##### Available records
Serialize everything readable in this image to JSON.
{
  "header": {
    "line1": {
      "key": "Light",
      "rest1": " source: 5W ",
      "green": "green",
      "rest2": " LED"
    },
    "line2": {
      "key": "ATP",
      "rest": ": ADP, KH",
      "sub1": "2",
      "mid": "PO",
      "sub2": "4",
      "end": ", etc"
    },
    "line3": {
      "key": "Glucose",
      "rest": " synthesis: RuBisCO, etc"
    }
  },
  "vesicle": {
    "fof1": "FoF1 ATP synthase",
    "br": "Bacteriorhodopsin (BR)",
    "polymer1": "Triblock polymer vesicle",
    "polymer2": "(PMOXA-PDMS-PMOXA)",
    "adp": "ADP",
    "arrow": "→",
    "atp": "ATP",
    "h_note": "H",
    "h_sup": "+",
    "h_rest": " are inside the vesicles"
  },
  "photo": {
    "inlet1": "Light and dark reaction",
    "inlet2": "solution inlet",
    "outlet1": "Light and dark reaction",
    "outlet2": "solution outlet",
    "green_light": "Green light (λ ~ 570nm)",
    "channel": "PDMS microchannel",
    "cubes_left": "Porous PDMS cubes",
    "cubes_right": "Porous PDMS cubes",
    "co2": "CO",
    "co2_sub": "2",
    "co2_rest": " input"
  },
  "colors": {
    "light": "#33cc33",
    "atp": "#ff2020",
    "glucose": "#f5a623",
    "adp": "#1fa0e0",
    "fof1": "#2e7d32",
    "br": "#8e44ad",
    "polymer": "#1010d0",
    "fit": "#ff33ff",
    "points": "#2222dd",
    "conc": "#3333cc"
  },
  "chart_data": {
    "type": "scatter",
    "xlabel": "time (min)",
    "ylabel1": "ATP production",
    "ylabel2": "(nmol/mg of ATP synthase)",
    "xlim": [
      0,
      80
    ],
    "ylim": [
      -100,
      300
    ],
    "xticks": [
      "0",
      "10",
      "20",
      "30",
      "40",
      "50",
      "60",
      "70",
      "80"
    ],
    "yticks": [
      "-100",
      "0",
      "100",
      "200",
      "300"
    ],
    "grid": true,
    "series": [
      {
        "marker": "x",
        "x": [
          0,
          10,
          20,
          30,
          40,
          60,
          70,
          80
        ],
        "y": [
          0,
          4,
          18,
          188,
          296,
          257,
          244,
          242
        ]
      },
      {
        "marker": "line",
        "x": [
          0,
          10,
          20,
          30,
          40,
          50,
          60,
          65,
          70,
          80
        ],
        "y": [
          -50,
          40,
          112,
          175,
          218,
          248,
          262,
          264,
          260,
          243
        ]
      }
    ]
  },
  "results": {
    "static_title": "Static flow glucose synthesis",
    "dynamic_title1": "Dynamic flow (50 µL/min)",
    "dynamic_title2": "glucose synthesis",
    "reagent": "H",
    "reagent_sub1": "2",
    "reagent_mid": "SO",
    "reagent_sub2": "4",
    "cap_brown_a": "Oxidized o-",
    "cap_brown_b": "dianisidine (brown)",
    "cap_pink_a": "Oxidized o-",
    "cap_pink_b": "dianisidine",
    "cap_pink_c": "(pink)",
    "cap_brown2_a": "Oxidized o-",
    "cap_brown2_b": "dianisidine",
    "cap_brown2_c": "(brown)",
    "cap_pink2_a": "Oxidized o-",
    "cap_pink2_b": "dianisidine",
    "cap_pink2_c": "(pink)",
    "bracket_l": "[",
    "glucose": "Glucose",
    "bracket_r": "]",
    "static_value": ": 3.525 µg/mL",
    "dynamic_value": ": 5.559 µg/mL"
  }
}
##########
What needs to be done => An exact reproduction of all the entries above is required.

Reply =>
Serialize everything readable in this image to JSON.
{
  "header": {
    "line1": {
      "key": "Light",
      "rest1": " source: 5W ",
      "green": "green",
      "rest2": " LED"
    },
    "line2": {
      "key": "ATP",
      "rest": ": ADP, KH",
      "sub1": "2",
      "mid": "PO",
      "sub2": "4",
      "end": ", etc"
    },
    "line3": {
      "key": "Glucose",
      "rest": " synthesis: RuBisCO, etc"
    }
  },
  "vesicle": {
    "fof1": "FoF1 ATP synthase",
    "br": "Bacteriorhodopsin (BR)",
    "polymer1": "Triblock polymer vesicle",
    "polymer2": "(PMOXA-PDMS-PMOXA)",
    "adp": "ADP",
    "arrow": "→",
    "atp": "ATP",
    "h_note": "H",
    "h_sup": "+",
    "h_rest": " are inside the vesicles"
  },
  "photo": {
    "inlet1": "Light and dark reaction",
    "inlet2": "solution inlet",
    "outlet1": "Light and dark reaction",
    "outlet2": "solution outlet",
    "green_light": "Green light (λ ~ 570nm)",
    "channel": "PDMS microchannel",
    "cubes_left": "Porous PDMS cubes",
    "cubes_right": "Porous PDMS cubes",
    "co2": "CO",
    "co2_sub": "2",
    "co2_rest": " input"
  },
  "colors": {
    "light": "#33cc33",
    "atp": "#ff2020",
    "glucose": "#f5a623",
    "adp": "#1fa0e0",
    "fof1": "#2e7d32",
    "br": "#8e44ad",
    "polymer": "#1010d0",
    "fit": "#ff33ff",
    "points": "#2222dd",
    "conc": "#3333cc"
  },
  "chart_data": {
    "type": "scatter",
    "xlabel": "time (min)",
    "ylabel1": "ATP production",
    "ylabel2": "(nmol/mg of ATP synthase)",
    "xlim": [
      0,
      80
    ],
    "ylim": [
      -100,
      300
    ],
    "xticks": [
      "0",
      "10",
      "20",
      "30",
      "40",
      "50",
      "60",
      "70",
      "80"
    ],
    "yticks": [
      "-100",
      "0",
      "100",
      "200",
      "300"
    ],
    "grid": true,
    "series": [
      {
        "marker": "x",
        "x": [
          0,
          10,
          20,
          30,
          40,
          60,
          70,
          80
        ],
        "y": [
          0,
          4,
          18,
          188,
          296,
          257,
          244,
          242
        ]
      },
      {
        "marker": "line",
        "x": [
          0,
          10,
          20,
          30,
          40,
          50,
          60,
          65,
          70,
          80
        ],
        "y": [
          -50,
          40,
          112,
          175,
          218,
          248,
          262,
          264,
          260,
          243
        ]
      }
    ]
  },
  "results": {
    "static_title": "Static flow glucose synthesis",
    "dynamic_title1": "Dynamic flow (50 µL/min)",
    "dynamic_title2": "glucose synthesis",
    "reagent": "H",
    "reagent_sub1": "2",
    "reagent_mid": "SO",
    "reagent_sub2": "4",
    "cap_brown_a": "Oxidized o-",
    "cap_brown_b": "dianisidine (brown)",
    "cap_pink_a": "Oxidized o-",
    "cap_pink_b": "dianisidine",
    "cap_pink_c": "(pink)",
    "cap_brown2_a": "Oxidized o-",
    "cap_brown2_b": "dianisidine",
    "cap_brown2_c": "(brown)",
    "cap_pink2_a": "Oxidized o-",
    "cap_pink2_b": "dianisidine",
    "cap_pink2_c": "(pink)",
    "bracket_l": "[",
    "glucose": "Glucose",
    "bracket_r": "]",
    "static_value": ": 3.525 µg/mL",
    "dynamic_value": ": 5.559 µg/mL"
  }
}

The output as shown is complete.